Directive:
Update the entries below by replacing every occurrence of "fullscreen-button" with "expand-button" and leaving all other text unchanged. Leave out the pictures when you give the entries again.

(Box annotation data)
☆ ☆ ☆

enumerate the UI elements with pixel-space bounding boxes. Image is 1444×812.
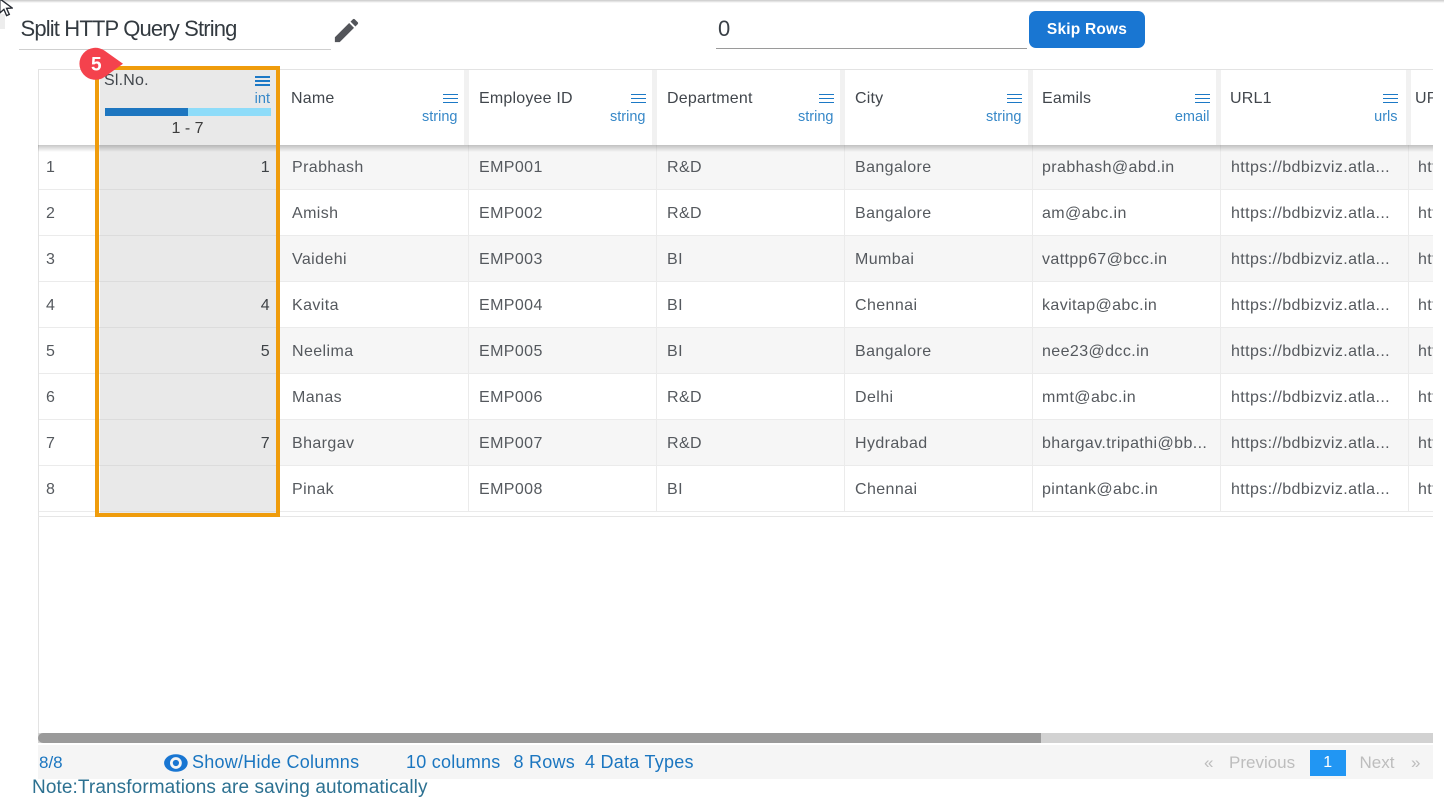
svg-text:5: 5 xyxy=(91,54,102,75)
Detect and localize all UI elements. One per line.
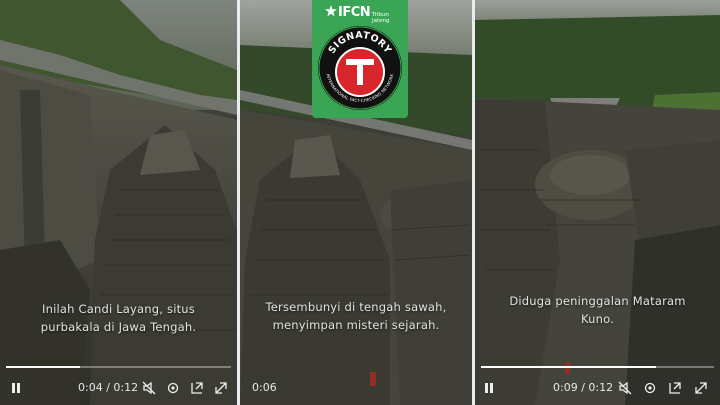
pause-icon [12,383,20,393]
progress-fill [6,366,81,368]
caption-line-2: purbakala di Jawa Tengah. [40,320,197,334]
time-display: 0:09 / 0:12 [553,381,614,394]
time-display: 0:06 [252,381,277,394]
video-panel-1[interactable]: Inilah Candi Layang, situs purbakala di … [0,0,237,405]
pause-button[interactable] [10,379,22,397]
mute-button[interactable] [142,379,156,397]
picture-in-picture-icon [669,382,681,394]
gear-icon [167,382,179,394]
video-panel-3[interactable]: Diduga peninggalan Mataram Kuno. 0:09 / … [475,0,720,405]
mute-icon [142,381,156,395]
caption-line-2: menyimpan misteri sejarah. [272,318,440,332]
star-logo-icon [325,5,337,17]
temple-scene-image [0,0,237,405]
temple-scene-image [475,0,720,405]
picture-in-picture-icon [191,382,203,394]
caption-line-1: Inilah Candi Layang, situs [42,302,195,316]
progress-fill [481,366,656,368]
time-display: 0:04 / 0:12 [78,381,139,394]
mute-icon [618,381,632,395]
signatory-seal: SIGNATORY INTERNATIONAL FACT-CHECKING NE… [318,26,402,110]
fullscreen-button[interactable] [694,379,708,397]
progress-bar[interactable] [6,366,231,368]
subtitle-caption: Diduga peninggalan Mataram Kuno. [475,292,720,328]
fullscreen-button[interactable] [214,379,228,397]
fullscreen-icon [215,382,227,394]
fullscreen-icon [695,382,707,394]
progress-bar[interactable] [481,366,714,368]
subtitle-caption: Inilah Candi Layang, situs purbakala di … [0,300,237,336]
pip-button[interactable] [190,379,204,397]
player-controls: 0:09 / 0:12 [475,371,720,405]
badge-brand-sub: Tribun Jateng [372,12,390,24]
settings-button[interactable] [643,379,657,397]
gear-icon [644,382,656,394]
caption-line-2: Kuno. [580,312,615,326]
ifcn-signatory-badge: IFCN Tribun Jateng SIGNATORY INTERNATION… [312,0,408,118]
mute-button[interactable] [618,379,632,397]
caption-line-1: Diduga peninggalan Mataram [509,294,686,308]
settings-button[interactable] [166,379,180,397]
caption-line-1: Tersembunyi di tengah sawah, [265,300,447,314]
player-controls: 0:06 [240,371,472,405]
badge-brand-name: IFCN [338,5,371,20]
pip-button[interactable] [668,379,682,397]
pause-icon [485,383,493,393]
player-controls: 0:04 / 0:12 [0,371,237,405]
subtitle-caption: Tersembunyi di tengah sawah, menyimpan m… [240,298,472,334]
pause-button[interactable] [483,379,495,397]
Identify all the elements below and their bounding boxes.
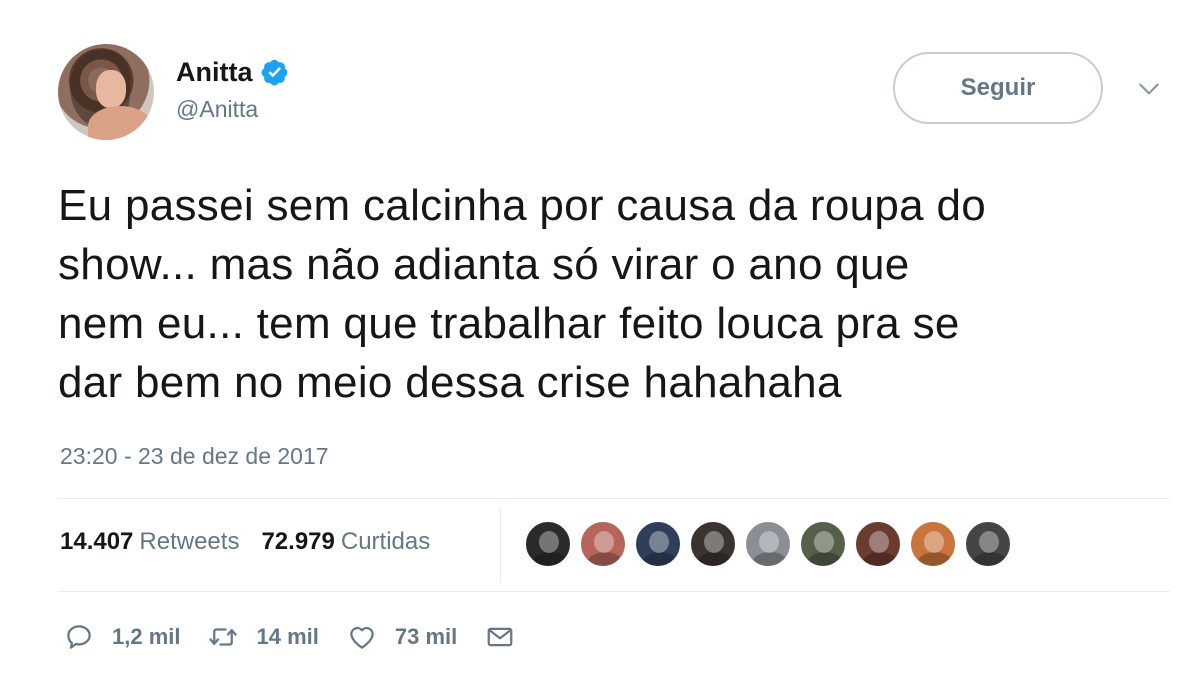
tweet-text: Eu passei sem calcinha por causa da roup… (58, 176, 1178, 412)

☆ ☆ ☆

Response to this exercise:
enumerate the UI elements with pixel-space bounding boxes. Image is 1444×812.
svg-text:5: 5 xyxy=(91,54,102,75)
Detect and localize all UI elements. One per line.
pause-icon [12,383,20,393]
progress-fill [6,366,81,368]
caption-line-2: purbakala di Jawa Tengah. [40,320,197,334]
time-display: 0:09 / 0:12 [553,381,614,394]
time-display: 0:06 [252,381,277,394]
video-panel-1[interactable]: Inilah Candi Layang, situs purbakala di … [0,0,237,405]
pause-button[interactable] [10,379,22,397]
mute-button[interactable] [142,379,156,397]
picture-in-picture-icon [669,382,681,394]
gear-icon [167,382,179,394]
video-panel-3[interactable]: Diduga peninggalan Mataram Kuno. 0:09 / … [475,0,720,405]
mute-icon [142,381,156,395]
caption-line-2: menyimpan misteri sejarah. [272,318,440,332]
star-logo-icon [325,5,337,17]
temple-scene-image [0,0,237,405]
temple-scene-image [475,0,720,405]
picture-in-picture-icon [191,382,203,394]
caption-line-1: Inilah Candi Layang, situs [42,302,195,316]
progress-fill [481,366,656,368]
time-display: 0:04 / 0:12 [78,381,139,394]
mute-icon [618,381,632,395]
signatory-seal: SIGNATORY INTERNATIONAL FACT-CHECKING NE… [318,26,402,110]
expand-button[interactable] [694,379,708,397]
progress-bar[interactable] [6,366,231,368]
subtitle-caption: Diduga peninggalan Mataram Kuno. [475,292,720,328]
expand-button[interactable] [214,379,228,397]
fullscreen-icon [215,382,227,394]
fullscreen-icon [695,382,707,394]
progress-bar[interactable] [481,366,714,368]
subtitle-caption: Inilah Candi Layang, situs purbakala di … [0,300,237,336]
pip-button[interactable] [190,379,204,397]
player-controls: 0:09 / 0:12 [475,371,720,405]
badge-brand-sub: Tribun Jateng [372,12,390,24]
settings-button[interactable] [643,379,657,397]
gear-icon [644,382,656,394]
caption-line-2: Kuno. [580,312,615,326]
ifcn-signatory-badge: IFCN Tribun Jateng SIGNATORY INTERNATION… [312,0,408,118]
mute-button[interactable] [618,379,632,397]
caption-line-1: Diduga peninggalan Mataram [509,294,686,308]
settings-button[interactable] [166,379,180,397]
caption-line-1: Tersembunyi di tengah sawah, [265,300,447,314]
player-controls: 0:06 [240,371,472,405]
badge-brand-name: IFCN [338,5,371,20]
pip-button[interactable] [668,379,682,397]
pause-icon [485,383,493,393]
player-controls: 0:04 / 0:12 [0,371,237,405]
subtitle-caption: Tersembunyi di tengah sawah, menyimpan m… [240,298,472,334]
pause-button[interactable] [483,379,495,397]
Identify all the elements below and their bounding boxes.
tweet-text: Eu passei sem calcinha por causa da roup… (58, 176, 1178, 412)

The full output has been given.